Segundo o advogado trabalhista Alexandre Gomes Kamegasawa, sócio do escritório Eli Alves da Silva, até que os governos publiquem determinações que possam resguardar medidas emergenciais adotadas pelas empresas, haverá sempre o risco de quebra nas relações trabalhistas.
A prefeitura de São Paulo, por exemplo, determinou que o comércio feche as portas a partir de sexta-feira, 20/03, até nova ordem. Exceções, como restaurantes, terão de adotar medidas preventivas, como espaçamento mínimo entre mesas. Decretos parecidos também foram editados pelos governos de Goiás e Rio de janeiro. Nesses casos, há respaldo para antecipar férias ou reduzir jornadas e salários de funcionários emergencialmente.
Mas em cidades e estados onde há apenas recomendações, diante da insegurança jurídica, Kamegasawa aconselha às empresas a se pautarem pelas regras definidas pela Consolidação das Leis Trabalhistas (CLT).
ANTECIPAÇÃO DE FÉRIAS
Pelas regras, é preciso informar o empregado sobre as férias 30 dias antes de elas serem concedidas. Mas diante dessa crise, não há sentido em seguir a obrigação.
Como não há punição expressa na CLT para quem descumprir essa regra, Kamegasawa acredita que a Justiça do Trabalho irá relevar o não cumprimento do prazo pelas empresas frente a emergência atual.
O advogado recomenda às empresas que, preferencialmente, antecipem as férias do empregado que está com o período aquisitivo mais próximo do vencimento.
“Estou sugerindo aos meus clientes que deem férias a funcionários que estão com período aquisitivo há dois meses do vencimento, isso para não descaracterizar muito a finalidade das férias”, diz Kamegasawa.
As férias, vale lembrar, tem o objetivo de resguardar a saúde do trabalhador com o descanso de 30 dias após 12 meses trabalhados.

==============================

> _TAREFA_:
Extraia o trecho acima sobre as medidas trabalhistas e a antecipação de férias, reproduzindo-o por inteiro e sem nenhuma alteração.

(Itens armazenados)
==============================

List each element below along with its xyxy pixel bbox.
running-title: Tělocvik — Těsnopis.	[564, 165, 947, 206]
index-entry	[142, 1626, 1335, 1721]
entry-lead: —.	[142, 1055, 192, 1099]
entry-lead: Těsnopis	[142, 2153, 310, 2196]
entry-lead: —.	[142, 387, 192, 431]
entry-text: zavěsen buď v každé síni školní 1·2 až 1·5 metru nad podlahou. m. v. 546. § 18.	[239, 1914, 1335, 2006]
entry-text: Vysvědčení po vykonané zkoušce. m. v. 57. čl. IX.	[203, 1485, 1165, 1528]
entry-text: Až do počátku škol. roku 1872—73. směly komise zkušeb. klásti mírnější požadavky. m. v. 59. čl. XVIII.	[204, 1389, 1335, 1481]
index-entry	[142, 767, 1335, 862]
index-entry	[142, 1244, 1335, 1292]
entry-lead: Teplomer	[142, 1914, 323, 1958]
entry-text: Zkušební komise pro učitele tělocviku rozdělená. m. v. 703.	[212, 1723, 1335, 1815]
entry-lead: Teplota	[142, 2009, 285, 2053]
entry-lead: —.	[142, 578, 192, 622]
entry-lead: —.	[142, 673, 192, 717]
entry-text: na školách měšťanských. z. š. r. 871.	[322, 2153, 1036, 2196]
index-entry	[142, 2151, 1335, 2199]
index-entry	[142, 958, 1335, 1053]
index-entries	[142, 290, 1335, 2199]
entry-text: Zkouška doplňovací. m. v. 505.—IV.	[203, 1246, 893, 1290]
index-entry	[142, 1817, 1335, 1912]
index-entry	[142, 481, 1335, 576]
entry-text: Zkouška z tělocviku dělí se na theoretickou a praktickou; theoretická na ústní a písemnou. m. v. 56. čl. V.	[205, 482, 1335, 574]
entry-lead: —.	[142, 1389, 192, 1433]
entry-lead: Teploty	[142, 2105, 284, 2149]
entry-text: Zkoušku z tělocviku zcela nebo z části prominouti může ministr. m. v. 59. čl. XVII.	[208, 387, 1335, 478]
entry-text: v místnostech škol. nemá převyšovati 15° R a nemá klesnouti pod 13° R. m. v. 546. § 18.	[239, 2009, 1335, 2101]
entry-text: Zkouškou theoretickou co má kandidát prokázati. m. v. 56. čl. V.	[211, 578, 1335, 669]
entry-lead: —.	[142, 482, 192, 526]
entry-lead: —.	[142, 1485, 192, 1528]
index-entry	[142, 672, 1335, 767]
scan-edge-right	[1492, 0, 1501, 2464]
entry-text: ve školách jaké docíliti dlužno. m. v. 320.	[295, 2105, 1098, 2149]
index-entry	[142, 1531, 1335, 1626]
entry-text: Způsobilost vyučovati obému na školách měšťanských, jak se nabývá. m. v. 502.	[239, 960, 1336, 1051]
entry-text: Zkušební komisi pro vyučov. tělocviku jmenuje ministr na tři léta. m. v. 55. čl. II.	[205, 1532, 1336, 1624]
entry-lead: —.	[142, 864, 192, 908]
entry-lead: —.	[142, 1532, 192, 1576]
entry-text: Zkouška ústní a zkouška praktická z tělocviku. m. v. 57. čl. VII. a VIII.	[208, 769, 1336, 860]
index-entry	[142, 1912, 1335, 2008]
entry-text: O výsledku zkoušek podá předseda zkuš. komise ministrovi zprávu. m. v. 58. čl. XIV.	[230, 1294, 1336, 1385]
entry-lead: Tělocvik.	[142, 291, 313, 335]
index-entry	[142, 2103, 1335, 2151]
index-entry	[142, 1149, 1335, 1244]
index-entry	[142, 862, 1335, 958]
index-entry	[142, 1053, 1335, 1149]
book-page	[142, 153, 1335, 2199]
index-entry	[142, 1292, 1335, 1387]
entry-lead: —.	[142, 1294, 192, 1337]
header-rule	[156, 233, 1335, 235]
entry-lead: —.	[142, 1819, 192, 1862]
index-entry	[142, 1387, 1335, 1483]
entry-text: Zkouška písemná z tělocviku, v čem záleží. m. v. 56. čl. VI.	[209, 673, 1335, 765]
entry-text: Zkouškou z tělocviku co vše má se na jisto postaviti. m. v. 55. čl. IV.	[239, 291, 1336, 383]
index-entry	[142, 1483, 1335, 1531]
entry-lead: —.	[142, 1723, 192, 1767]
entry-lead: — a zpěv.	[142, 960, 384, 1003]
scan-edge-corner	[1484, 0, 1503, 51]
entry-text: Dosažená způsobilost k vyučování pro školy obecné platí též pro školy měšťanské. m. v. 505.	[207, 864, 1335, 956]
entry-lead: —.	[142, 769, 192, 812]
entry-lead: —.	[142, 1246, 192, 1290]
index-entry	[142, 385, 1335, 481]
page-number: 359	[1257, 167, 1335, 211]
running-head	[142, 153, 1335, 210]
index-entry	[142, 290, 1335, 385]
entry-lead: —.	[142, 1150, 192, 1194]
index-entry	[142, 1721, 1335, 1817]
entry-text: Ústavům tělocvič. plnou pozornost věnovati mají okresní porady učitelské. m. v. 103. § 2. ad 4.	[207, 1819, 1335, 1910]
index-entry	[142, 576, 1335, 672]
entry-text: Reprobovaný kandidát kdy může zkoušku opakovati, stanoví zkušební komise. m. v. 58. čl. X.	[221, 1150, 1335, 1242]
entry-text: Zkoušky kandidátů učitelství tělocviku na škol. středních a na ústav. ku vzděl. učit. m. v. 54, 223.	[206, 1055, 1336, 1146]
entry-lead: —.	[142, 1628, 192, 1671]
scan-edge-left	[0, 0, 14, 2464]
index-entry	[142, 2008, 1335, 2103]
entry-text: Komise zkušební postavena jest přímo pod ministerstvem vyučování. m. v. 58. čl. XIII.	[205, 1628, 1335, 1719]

==============================

> _RESOLUÇÃO DA TAREFA_:
Segundo o advogado trabalhista Alexandre Gomes Kamegasawa, sócio do escritório Eli Alves da Silva, até que os governos publiquem determinações que possam resguardar medidas emergenciais adotadas pelas empresas, haverá sempre o risco de quebra nas relações trabalhistas.
A prefeitura de São Paulo, por exemplo, determinou que o comércio feche as portas a partir de sexta-feira, 20/03, até nova ordem. Exceções, como restaurantes, terão de adotar medidas preventivas, como espaçamento mínimo entre mesas. Decretos parecidos também foram editados pelos governos de Goiás e Rio de janeiro. Nesses casos, há respaldo para antecipar férias ou reduzir jornadas e salários de funcionários emergencialmente.
Mas em cidades e estados onde há apenas recomendações, diante da insegurança jurídica, Kamegasawa aconselha às empresas a se pautarem pelas regras definidas pela Consolidação das Leis Trabalhistas (CLT).
ANTECIPAÇÃO DE FÉRIAS
Pelas regras, é preciso informar o empregado sobre as férias 30 dias antes de elas serem concedidas. Mas diante dessa crise, não há sentido em seguir a obrigação.
Como não há punição expressa na CLT para quem descumprir essa regra, Kamegasawa acredita que a Justiça do Trabalho irá relevar o não cumprimento do prazo pelas empresas frente a emergência atual.
O advogado recomenda às empresas que, preferencialmente, antecipem as férias do empregado que está com o período aquisitivo mais próximo do vencimento.
“Estou sugerindo aos meus clientes que deem férias a funcionários que estão com período aquisitivo há dois meses do vencimento, isso para não descaracterizar muito a finalidade das férias”, diz Kamegasawa.
As férias, vale lembrar, tem o objetivo de resguardar a saúde do trabalhador com o descanso de 30 dias após 12 meses trabalhados.